Determine the number of lines in the data that include the word "megaj", and write only that number.

═════ DATA FOR THIS EXERCISE ═════

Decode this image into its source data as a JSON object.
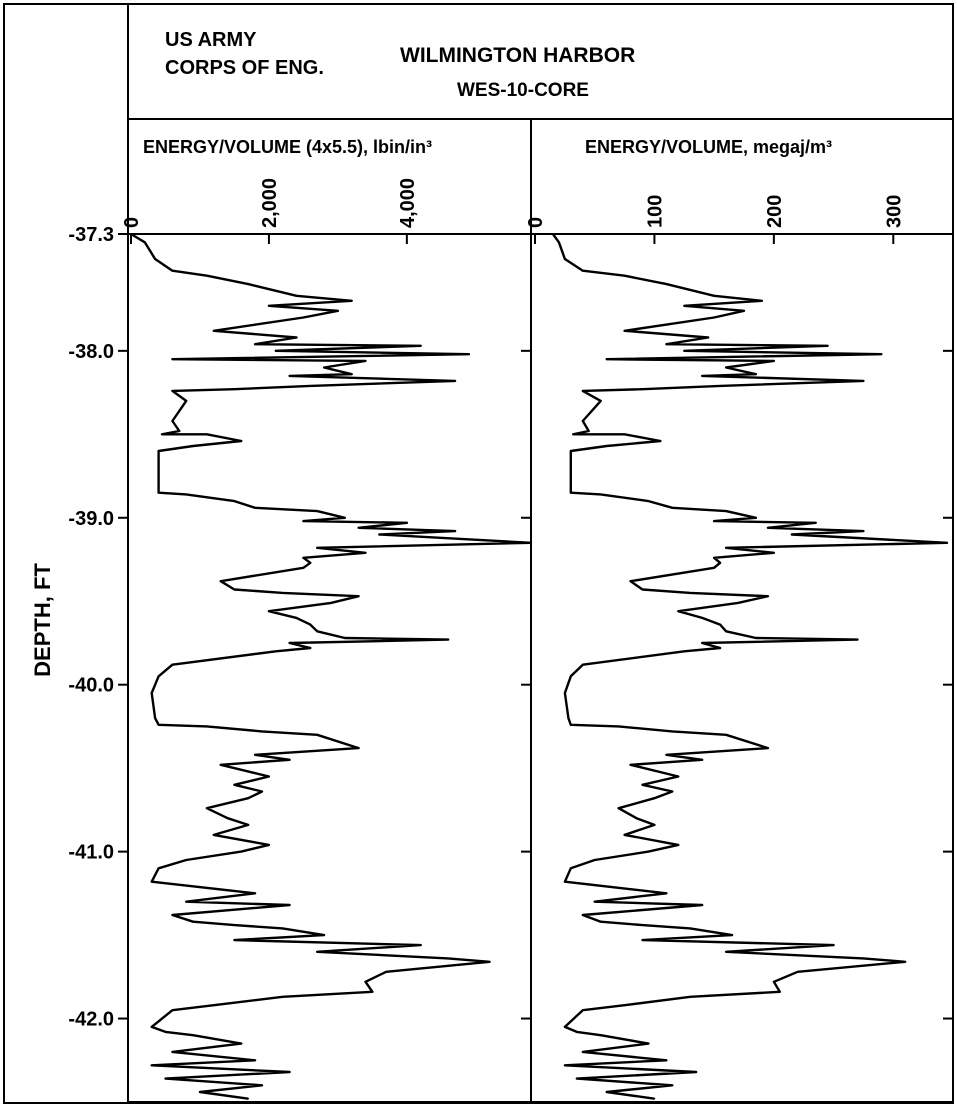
{
  "header": {
    "org_line1": "US ARMY",
    "org_line2": "CORPS OF ENG.",
    "title": "WILMINGTON HARBOR",
    "subtitle": "WES-10-CORE"
  },
  "y_axis_label": "DEPTH, FT",
  "colors": {
    "line": "#000000",
    "background": "#ffffff"
  },
  "chart_data": [
    {
      "type": "line",
      "title": "ENERGY/VOLUME (4x5.5), lbin/in³",
      "xlabel": "ENERGY/VOLUME (4x5.5), lbin/in³",
      "ylabel": "DEPTH, FT",
      "xlim": [
        0,
        5800
      ],
      "ylim": [
        -37.3,
        -42.5
      ],
      "x_ticks": [
        0,
        2000,
        4000
      ],
      "x_tick_labels": [
        "0",
        "2,000",
        "4,000"
      ],
      "y_ticks": [
        -37.3,
        -38.0,
        -39.0,
        -40.0,
        -41.0,
        -42.0
      ],
      "y_tick_labels": [
        "-37.3",
        "-38.0",
        "-39.0",
        "-40.0",
        "-41.0",
        "-42.0"
      ],
      "grid": false,
      "legend": "none",
      "points": [
        [
          0,
          -37.3
        ],
        [
          200,
          -37.35
        ],
        [
          350,
          -37.45
        ],
        [
          600,
          -37.52
        ],
        [
          1100,
          -37.55
        ],
        [
          1700,
          -37.6
        ],
        [
          2400,
          -37.67
        ],
        [
          3200,
          -37.7
        ],
        [
          2000,
          -37.73
        ],
        [
          3000,
          -37.76
        ],
        [
          2500,
          -37.8
        ],
        [
          1200,
          -37.88
        ],
        [
          2400,
          -37.92
        ],
        [
          1800,
          -37.96
        ],
        [
          4200,
          -37.97
        ],
        [
          2100,
          -38.0
        ],
        [
          4900,
          -38.02
        ],
        [
          600,
          -38.05
        ],
        [
          3400,
          -38.06
        ],
        [
          2800,
          -38.1
        ],
        [
          3200,
          -38.14
        ],
        [
          2300,
          -38.15
        ],
        [
          4700,
          -38.18
        ],
        [
          2600,
          -38.21
        ],
        [
          1500,
          -38.23
        ],
        [
          600,
          -38.24
        ],
        [
          800,
          -38.3
        ],
        [
          600,
          -38.42
        ],
        [
          700,
          -38.48
        ],
        [
          450,
          -38.5
        ],
        [
          1100,
          -38.5
        ],
        [
          1600,
          -38.54
        ],
        [
          900,
          -38.57
        ],
        [
          400,
          -38.6
        ],
        [
          400,
          -38.72
        ],
        [
          400,
          -38.85
        ],
        [
          800,
          -38.86
        ],
        [
          1500,
          -38.9
        ],
        [
          1800,
          -38.94
        ],
        [
          2700,
          -38.96
        ],
        [
          3100,
          -39.0
        ],
        [
          2500,
          -39.02
        ],
        [
          4000,
          -39.03
        ],
        [
          3300,
          -39.06
        ],
        [
          4700,
          -39.08
        ],
        [
          3600,
          -39.1
        ],
        [
          5800,
          -39.15
        ],
        [
          2700,
          -39.18
        ],
        [
          3400,
          -39.21
        ],
        [
          2500,
          -39.24
        ],
        [
          2600,
          -39.27
        ],
        [
          2500,
          -39.3
        ],
        [
          1300,
          -39.38
        ],
        [
          1500,
          -39.43
        ],
        [
          2200,
          -39.45
        ],
        [
          3300,
          -39.47
        ],
        [
          2900,
          -39.51
        ],
        [
          2000,
          -39.56
        ],
        [
          2400,
          -39.6
        ],
        [
          2600,
          -39.64
        ],
        [
          2700,
          -39.68
        ],
        [
          3100,
          -39.72
        ],
        [
          4600,
          -39.73
        ],
        [
          2300,
          -39.75
        ],
        [
          2600,
          -39.78
        ],
        [
          2100,
          -39.8
        ],
        [
          600,
          -39.88
        ],
        [
          400,
          -39.95
        ],
        [
          300,
          -40.05
        ],
        [
          350,
          -40.2
        ],
        [
          400,
          -40.24
        ],
        [
          1100,
          -40.25
        ],
        [
          1900,
          -40.28
        ],
        [
          2700,
          -40.3
        ],
        [
          3300,
          -40.38
        ],
        [
          1800,
          -40.42
        ],
        [
          2300,
          -40.45
        ],
        [
          1300,
          -40.48
        ],
        [
          2000,
          -40.55
        ],
        [
          1500,
          -40.6
        ],
        [
          1900,
          -40.64
        ],
        [
          1700,
          -40.68
        ],
        [
          1100,
          -40.74
        ],
        [
          1400,
          -40.8
        ],
        [
          1700,
          -40.84
        ],
        [
          1200,
          -40.9
        ],
        [
          2000,
          -40.96
        ],
        [
          1600,
          -41.0
        ],
        [
          800,
          -41.05
        ],
        [
          400,
          -41.1
        ],
        [
          300,
          -41.18
        ],
        [
          1800,
          -41.25
        ],
        [
          800,
          -41.3
        ],
        [
          2300,
          -41.32
        ],
        [
          600,
          -41.38
        ],
        [
          900,
          -41.42
        ],
        [
          1500,
          -41.44
        ],
        [
          2200,
          -41.46
        ],
        [
          2800,
          -41.5
        ],
        [
          1500,
          -41.53
        ],
        [
          4200,
          -41.56
        ],
        [
          2700,
          -41.6
        ],
        [
          4600,
          -41.64
        ],
        [
          5200,
          -41.66
        ],
        [
          3700,
          -41.72
        ],
        [
          3400,
          -41.78
        ],
        [
          3500,
          -41.84
        ],
        [
          2200,
          -41.87
        ],
        [
          1200,
          -41.92
        ],
        [
          600,
          -41.95
        ],
        [
          300,
          -42.05
        ],
        [
          500,
          -42.08
        ],
        [
          900,
          -42.1
        ],
        [
          1600,
          -42.15
        ],
        [
          600,
          -42.2
        ],
        [
          1800,
          -42.25
        ],
        [
          300,
          -42.28
        ],
        [
          2300,
          -42.32
        ],
        [
          500,
          -42.36
        ],
        [
          1900,
          -42.4
        ],
        [
          1000,
          -42.44
        ],
        [
          1700,
          -42.48
        ]
      ]
    },
    {
      "type": "line",
      "title": "ENERGY/VOLUME, megaj/m³",
      "xlabel": "ENERGY/VOLUME, megaj/m³",
      "ylabel": "DEPTH, FT",
      "xlim": [
        0,
        350
      ],
      "ylim": [
        -37.3,
        -42.5
      ],
      "x_ticks": [
        0,
        100,
        200,
        300
      ],
      "x_tick_labels": [
        "0",
        "100",
        "200",
        "300"
      ],
      "y_ticks": [
        -37.3,
        -38.0,
        -39.0,
        -40.0,
        -41.0,
        -42.0
      ],
      "y_tick_labels": [
        "-37.3",
        "-38.0",
        "-39.0",
        "-40.0",
        "-41.0",
        "-42.0"
      ],
      "grid": false,
      "legend": "none",
      "points": [
        [
          15,
          -37.3
        ],
        [
          20,
          -37.35
        ],
        [
          25,
          -37.45
        ],
        [
          40,
          -37.52
        ],
        [
          75,
          -37.55
        ],
        [
          110,
          -37.6
        ],
        [
          150,
          -37.67
        ],
        [
          190,
          -37.7
        ],
        [
          125,
          -37.73
        ],
        [
          175,
          -37.76
        ],
        [
          150,
          -37.8
        ],
        [
          75,
          -37.88
        ],
        [
          145,
          -37.92
        ],
        [
          110,
          -37.96
        ],
        [
          245,
          -37.97
        ],
        [
          125,
          -38.0
        ],
        [
          290,
          -38.02
        ],
        [
          60,
          -38.05
        ],
        [
          200,
          -38.06
        ],
        [
          160,
          -38.1
        ],
        [
          185,
          -38.14
        ],
        [
          140,
          -38.15
        ],
        [
          275,
          -38.18
        ],
        [
          155,
          -38.21
        ],
        [
          90,
          -38.23
        ],
        [
          40,
          -38.24
        ],
        [
          55,
          -38.3
        ],
        [
          40,
          -38.42
        ],
        [
          45,
          -38.48
        ],
        [
          32,
          -38.5
        ],
        [
          75,
          -38.5
        ],
        [
          105,
          -38.54
        ],
        [
          60,
          -38.57
        ],
        [
          30,
          -38.6
        ],
        [
          30,
          -38.72
        ],
        [
          30,
          -38.85
        ],
        [
          55,
          -38.86
        ],
        [
          95,
          -38.9
        ],
        [
          115,
          -38.94
        ],
        [
          160,
          -38.96
        ],
        [
          185,
          -39.0
        ],
        [
          150,
          -39.02
        ],
        [
          235,
          -39.03
        ],
        [
          195,
          -39.06
        ],
        [
          275,
          -39.08
        ],
        [
          215,
          -39.1
        ],
        [
          345,
          -39.15
        ],
        [
          160,
          -39.18
        ],
        [
          200,
          -39.21
        ],
        [
          150,
          -39.24
        ],
        [
          155,
          -39.27
        ],
        [
          150,
          -39.3
        ],
        [
          80,
          -39.38
        ],
        [
          90,
          -39.43
        ],
        [
          130,
          -39.45
        ],
        [
          195,
          -39.47
        ],
        [
          170,
          -39.51
        ],
        [
          120,
          -39.56
        ],
        [
          140,
          -39.6
        ],
        [
          155,
          -39.64
        ],
        [
          160,
          -39.68
        ],
        [
          185,
          -39.72
        ],
        [
          270,
          -39.73
        ],
        [
          140,
          -39.75
        ],
        [
          155,
          -39.78
        ],
        [
          125,
          -39.8
        ],
        [
          40,
          -39.88
        ],
        [
          30,
          -39.95
        ],
        [
          25,
          -40.05
        ],
        [
          28,
          -40.2
        ],
        [
          30,
          -40.24
        ],
        [
          70,
          -40.25
        ],
        [
          115,
          -40.28
        ],
        [
          160,
          -40.3
        ],
        [
          195,
          -40.38
        ],
        [
          110,
          -40.42
        ],
        [
          140,
          -40.45
        ],
        [
          80,
          -40.48
        ],
        [
          120,
          -40.55
        ],
        [
          90,
          -40.6
        ],
        [
          115,
          -40.64
        ],
        [
          100,
          -40.68
        ],
        [
          70,
          -40.74
        ],
        [
          85,
          -40.8
        ],
        [
          100,
          -40.84
        ],
        [
          75,
          -40.9
        ],
        [
          120,
          -40.96
        ],
        [
          95,
          -41.0
        ],
        [
          50,
          -41.05
        ],
        [
          30,
          -41.1
        ],
        [
          25,
          -41.18
        ],
        [
          110,
          -41.25
        ],
        [
          50,
          -41.3
        ],
        [
          140,
          -41.32
        ],
        [
          40,
          -41.38
        ],
        [
          55,
          -41.42
        ],
        [
          90,
          -41.44
        ],
        [
          130,
          -41.46
        ],
        [
          165,
          -41.5
        ],
        [
          90,
          -41.53
        ],
        [
          250,
          -41.56
        ],
        [
          160,
          -41.6
        ],
        [
          275,
          -41.64
        ],
        [
          310,
          -41.66
        ],
        [
          220,
          -41.72
        ],
        [
          200,
          -41.78
        ],
        [
          205,
          -41.84
        ],
        [
          130,
          -41.87
        ],
        [
          75,
          -41.92
        ],
        [
          40,
          -41.95
        ],
        [
          25,
          -42.05
        ],
        [
          35,
          -42.08
        ],
        [
          55,
          -42.1
        ],
        [
          95,
          -42.15
        ],
        [
          40,
          -42.2
        ],
        [
          110,
          -42.25
        ],
        [
          25,
          -42.28
        ],
        [
          135,
          -42.32
        ],
        [
          35,
          -42.36
        ],
        [
          115,
          -42.4
        ],
        [
          60,
          -42.44
        ],
        [
          100,
          -42.48
        ]
      ]
    }
  ]
}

═════

> _PROBLEM SOLUTION_
2